◆ Written request ◆
Reproduce each line of the items below word for word, omitting the pictures.

◆ Dataset records ◆
++++

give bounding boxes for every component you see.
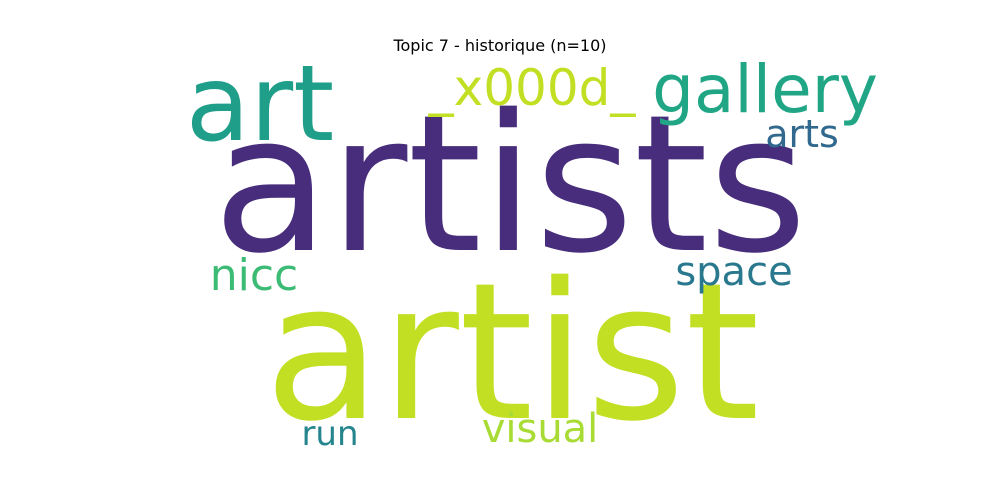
word-art: art [186,43,335,165]
chart-title: Topic 7 - historique (n=10) [393,36,607,55]
word-run: run [301,414,358,454]
word-artist: artist [264,242,759,463]
word-x000d: _x000d_ [428,59,637,117]
word-gallery: gallery [652,51,878,128]
word-artists: artists [213,74,807,295]
word-nicc: nicc [210,250,299,301]
word-space: space [675,249,792,295]
word-arts: arts [765,112,839,156]
word-visual: visual [482,406,599,452]
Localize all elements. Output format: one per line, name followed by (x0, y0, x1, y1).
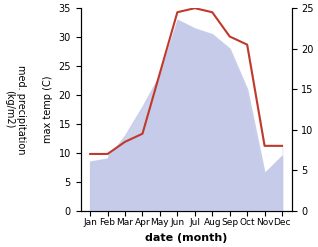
X-axis label: date (month): date (month) (145, 233, 227, 243)
Y-axis label: max temp (C): max temp (C) (43, 76, 53, 143)
Y-axis label: med. precipitation
(kg/m2): med. precipitation (kg/m2) (4, 65, 26, 154)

++++

◆ The answer ◆
give bounding boxes for every component you see.
word-art: art [186,43,335,165]
chart-title: Topic 7 - historique (n=10) [393,36,607,55]
word-run: run [301,414,358,454]
word-artist: artist [264,242,759,463]
word-x000d: _x000d_ [428,59,637,117]
word-gallery: gallery [652,51,878,128]
word-artists: artists [213,74,807,295]
word-nicc: nicc [210,250,299,301]
word-space: space [675,249,792,295]
word-arts: arts [765,112,839,156]
word-visual: visual [482,406,599,452]
Localize all elements. Output format: one per line, name followed by (x0, y0, x1, y1).
X-axis label: date (month): date (month) (145, 233, 227, 243)
Y-axis label: max temp (C): max temp (C) (43, 76, 53, 143)
Y-axis label: med. precipitation
(kg/m2): med. precipitation (kg/m2) (4, 65, 26, 154)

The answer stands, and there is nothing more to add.